Task description »
Find the string "associated" and gather every line that holds it.

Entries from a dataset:
▬▬▬

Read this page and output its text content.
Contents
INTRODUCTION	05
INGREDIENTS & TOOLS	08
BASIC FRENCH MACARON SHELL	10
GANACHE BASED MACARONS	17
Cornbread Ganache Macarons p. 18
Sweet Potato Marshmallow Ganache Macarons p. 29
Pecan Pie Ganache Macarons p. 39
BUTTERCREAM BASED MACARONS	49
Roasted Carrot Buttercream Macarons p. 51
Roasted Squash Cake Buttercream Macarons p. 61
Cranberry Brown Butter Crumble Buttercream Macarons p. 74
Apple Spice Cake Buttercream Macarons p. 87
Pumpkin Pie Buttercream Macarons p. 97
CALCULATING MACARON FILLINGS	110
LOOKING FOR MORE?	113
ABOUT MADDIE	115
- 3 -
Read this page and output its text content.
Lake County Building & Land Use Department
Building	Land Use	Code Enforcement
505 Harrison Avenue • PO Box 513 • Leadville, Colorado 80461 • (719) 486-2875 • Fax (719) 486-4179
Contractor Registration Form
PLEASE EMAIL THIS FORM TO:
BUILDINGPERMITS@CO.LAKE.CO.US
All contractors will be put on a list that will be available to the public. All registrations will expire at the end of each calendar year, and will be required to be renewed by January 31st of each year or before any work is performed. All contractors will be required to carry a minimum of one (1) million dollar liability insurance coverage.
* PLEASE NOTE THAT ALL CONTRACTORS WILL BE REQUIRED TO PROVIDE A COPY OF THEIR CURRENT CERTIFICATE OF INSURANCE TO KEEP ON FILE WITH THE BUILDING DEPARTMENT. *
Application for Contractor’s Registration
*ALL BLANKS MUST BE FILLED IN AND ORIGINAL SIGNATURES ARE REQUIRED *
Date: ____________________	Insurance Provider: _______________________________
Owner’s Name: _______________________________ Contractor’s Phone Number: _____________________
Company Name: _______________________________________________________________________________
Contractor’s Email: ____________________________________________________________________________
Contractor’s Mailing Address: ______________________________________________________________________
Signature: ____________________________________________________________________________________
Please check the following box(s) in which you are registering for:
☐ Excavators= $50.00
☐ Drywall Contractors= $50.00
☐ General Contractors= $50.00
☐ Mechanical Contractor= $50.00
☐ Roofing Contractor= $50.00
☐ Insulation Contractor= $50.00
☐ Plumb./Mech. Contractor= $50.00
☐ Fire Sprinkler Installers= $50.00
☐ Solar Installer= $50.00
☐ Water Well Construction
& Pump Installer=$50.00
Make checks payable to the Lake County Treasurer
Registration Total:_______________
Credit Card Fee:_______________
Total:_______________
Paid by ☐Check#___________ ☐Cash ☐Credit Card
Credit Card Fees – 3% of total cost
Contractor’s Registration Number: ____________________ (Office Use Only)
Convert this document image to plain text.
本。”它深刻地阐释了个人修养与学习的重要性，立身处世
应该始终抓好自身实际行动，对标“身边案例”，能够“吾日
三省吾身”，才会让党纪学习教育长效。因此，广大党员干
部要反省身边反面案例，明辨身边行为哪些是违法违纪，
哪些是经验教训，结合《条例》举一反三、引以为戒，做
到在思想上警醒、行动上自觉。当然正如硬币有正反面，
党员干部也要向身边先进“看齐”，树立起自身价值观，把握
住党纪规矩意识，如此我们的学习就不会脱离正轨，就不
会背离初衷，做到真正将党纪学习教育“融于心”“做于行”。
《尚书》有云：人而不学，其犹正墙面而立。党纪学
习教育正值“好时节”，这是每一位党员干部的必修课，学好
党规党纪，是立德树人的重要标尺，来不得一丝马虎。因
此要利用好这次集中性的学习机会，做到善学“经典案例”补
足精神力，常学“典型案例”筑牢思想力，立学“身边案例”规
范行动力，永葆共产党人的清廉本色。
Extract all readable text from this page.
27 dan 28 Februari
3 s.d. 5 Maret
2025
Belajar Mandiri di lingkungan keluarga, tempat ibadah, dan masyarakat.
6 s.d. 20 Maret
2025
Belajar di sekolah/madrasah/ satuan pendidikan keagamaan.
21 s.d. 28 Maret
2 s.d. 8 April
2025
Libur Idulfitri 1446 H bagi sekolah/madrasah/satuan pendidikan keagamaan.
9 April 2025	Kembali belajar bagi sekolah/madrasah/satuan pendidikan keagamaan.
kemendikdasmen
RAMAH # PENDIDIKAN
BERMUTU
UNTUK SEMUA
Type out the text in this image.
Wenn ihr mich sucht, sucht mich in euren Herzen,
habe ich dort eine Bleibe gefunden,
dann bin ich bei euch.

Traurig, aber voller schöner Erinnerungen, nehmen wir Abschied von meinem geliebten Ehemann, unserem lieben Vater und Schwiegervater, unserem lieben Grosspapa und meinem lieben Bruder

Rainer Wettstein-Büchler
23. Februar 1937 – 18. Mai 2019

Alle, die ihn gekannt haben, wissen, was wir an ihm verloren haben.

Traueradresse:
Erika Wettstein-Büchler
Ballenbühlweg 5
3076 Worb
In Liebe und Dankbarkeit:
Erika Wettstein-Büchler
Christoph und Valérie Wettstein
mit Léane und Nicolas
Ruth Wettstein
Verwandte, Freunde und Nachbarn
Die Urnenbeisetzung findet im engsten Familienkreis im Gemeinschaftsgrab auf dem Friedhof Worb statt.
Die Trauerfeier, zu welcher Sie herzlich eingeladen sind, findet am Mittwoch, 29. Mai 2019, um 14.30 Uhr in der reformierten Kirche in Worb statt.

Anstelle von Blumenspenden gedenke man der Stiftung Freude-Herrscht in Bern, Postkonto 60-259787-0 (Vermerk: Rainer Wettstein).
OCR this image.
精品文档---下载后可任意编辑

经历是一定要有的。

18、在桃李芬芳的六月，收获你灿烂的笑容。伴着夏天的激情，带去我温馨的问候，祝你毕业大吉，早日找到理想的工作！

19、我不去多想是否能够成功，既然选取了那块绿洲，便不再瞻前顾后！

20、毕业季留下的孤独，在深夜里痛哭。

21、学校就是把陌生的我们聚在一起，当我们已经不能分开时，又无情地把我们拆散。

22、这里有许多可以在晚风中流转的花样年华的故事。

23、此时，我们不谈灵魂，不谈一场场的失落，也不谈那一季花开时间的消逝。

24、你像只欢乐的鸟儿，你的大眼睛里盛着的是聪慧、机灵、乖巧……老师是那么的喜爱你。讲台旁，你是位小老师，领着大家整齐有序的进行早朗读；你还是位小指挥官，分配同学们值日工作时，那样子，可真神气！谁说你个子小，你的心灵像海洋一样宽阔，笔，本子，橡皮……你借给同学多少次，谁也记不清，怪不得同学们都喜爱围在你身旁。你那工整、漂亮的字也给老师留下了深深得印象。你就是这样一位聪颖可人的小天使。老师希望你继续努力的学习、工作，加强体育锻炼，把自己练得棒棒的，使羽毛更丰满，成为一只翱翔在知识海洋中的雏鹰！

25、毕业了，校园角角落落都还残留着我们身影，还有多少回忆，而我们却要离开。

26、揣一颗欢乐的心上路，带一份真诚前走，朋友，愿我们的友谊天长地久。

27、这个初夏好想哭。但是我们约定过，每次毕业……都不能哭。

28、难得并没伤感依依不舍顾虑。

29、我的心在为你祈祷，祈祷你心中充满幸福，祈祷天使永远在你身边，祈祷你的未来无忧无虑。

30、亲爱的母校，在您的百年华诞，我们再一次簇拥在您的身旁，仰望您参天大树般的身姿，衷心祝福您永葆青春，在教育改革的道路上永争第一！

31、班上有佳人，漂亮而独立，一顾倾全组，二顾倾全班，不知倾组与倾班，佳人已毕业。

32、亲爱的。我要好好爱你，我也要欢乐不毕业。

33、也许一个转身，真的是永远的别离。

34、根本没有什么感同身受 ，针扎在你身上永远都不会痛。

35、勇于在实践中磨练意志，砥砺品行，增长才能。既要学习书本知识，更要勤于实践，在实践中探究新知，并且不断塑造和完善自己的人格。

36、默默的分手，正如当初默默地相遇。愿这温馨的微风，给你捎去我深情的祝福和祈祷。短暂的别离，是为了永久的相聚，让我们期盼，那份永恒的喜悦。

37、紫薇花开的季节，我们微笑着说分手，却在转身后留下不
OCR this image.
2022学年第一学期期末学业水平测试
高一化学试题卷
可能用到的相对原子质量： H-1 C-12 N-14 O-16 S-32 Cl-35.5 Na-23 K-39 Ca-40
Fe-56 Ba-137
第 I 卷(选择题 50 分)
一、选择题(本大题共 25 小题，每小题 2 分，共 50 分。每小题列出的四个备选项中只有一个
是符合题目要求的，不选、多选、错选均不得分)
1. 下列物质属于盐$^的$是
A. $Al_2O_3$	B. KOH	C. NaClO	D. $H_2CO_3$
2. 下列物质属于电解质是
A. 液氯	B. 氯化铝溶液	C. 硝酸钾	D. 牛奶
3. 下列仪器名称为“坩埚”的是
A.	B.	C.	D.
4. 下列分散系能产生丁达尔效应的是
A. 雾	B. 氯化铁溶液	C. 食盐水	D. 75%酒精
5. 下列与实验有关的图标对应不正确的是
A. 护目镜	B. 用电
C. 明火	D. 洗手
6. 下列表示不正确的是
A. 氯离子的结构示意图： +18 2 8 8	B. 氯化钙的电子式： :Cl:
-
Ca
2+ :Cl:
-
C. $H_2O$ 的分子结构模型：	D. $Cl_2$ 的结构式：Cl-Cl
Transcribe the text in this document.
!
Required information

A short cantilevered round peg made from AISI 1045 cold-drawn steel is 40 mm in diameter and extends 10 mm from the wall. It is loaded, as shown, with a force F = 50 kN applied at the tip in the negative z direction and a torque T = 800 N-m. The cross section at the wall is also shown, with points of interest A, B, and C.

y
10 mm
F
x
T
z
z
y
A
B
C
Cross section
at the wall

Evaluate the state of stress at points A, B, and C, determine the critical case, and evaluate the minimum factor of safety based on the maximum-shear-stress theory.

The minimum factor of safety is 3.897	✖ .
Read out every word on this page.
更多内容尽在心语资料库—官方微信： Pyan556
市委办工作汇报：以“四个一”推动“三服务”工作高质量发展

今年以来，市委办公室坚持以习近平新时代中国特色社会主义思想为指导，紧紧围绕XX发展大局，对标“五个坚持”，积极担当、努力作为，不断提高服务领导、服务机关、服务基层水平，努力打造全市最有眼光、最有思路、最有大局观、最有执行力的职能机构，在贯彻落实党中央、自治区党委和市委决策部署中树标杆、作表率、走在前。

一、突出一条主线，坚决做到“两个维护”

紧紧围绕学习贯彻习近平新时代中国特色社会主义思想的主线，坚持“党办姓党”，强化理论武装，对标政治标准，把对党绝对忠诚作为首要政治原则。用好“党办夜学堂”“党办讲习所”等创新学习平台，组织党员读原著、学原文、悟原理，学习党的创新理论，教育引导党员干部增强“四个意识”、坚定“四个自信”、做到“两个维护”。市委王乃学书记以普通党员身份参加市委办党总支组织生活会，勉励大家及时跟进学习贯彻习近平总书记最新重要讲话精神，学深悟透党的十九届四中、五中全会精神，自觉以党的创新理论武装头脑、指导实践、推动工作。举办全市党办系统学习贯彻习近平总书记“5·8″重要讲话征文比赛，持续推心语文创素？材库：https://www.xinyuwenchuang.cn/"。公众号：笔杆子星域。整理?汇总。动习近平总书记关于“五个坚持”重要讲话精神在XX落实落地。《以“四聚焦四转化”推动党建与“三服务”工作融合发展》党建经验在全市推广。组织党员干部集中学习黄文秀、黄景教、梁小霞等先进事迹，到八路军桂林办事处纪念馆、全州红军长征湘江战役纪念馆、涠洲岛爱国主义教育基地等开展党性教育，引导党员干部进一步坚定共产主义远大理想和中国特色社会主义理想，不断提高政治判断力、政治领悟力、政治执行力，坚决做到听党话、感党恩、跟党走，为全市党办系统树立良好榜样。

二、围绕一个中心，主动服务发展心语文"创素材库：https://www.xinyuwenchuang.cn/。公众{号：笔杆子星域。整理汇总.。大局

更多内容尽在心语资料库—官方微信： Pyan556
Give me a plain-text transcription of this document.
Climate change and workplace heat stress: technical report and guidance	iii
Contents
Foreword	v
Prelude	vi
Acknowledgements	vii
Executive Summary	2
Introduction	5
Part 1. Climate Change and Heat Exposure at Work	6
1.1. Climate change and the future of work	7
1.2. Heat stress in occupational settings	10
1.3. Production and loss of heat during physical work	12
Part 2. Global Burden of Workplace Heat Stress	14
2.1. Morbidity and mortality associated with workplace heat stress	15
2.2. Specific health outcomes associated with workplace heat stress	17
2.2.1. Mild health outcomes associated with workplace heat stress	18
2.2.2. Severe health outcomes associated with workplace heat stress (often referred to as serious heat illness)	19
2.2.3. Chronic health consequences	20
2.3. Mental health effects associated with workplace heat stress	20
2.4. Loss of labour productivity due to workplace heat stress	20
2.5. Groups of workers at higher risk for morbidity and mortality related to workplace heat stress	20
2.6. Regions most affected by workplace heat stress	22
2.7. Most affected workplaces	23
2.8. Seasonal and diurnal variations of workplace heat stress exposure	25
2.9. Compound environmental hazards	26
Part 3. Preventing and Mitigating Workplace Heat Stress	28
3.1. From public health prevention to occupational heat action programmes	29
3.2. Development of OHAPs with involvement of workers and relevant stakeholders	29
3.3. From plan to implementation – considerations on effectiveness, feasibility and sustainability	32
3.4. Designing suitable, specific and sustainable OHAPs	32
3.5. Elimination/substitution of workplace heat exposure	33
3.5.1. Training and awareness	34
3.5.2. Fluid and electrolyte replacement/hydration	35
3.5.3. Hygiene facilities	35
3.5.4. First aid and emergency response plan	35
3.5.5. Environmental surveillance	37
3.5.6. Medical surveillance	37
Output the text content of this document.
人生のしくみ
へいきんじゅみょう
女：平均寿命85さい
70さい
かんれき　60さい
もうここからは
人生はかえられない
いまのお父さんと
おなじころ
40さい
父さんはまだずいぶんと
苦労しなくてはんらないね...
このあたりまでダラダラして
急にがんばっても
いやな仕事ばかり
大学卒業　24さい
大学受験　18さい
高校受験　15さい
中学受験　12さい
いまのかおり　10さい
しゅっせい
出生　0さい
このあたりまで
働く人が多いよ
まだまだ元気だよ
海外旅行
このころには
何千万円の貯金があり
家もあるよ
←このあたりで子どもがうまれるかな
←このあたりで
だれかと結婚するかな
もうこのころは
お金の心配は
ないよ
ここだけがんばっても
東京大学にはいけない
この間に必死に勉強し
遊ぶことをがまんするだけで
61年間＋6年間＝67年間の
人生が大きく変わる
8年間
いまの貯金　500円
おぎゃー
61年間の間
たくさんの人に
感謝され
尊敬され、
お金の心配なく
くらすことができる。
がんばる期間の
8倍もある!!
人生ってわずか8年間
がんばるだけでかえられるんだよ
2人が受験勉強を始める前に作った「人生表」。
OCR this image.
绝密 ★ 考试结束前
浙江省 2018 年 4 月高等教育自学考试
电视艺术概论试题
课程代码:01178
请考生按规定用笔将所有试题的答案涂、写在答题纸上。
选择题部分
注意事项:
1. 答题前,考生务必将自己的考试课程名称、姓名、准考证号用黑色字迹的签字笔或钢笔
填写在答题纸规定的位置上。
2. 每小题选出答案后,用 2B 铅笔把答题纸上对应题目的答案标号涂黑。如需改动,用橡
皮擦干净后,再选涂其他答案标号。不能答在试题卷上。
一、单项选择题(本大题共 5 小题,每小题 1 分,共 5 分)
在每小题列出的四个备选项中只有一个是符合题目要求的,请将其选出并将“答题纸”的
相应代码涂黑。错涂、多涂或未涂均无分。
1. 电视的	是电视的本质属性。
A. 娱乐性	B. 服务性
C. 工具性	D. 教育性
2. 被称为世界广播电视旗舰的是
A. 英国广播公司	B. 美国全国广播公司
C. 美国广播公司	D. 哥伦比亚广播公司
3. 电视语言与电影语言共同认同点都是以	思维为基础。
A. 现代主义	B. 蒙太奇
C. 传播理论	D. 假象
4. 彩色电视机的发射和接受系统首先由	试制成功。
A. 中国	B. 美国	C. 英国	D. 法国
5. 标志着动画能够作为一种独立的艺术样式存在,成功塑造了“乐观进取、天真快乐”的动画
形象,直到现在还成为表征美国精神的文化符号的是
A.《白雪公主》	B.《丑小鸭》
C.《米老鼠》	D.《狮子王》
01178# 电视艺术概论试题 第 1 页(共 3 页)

▬▬▬

Full output »
2.1. Morbidity and mortality associated with workplace heat stress	15
2.2. Specific health outcomes associated with workplace heat stress	17
2.2.1. Mild health outcomes associated with workplace heat stress	18
2.2.2. Severe health outcomes associated with workplace heat stress (often referred to as serious heat illness)	19
2.3. Mental health effects associated with workplace heat stress	20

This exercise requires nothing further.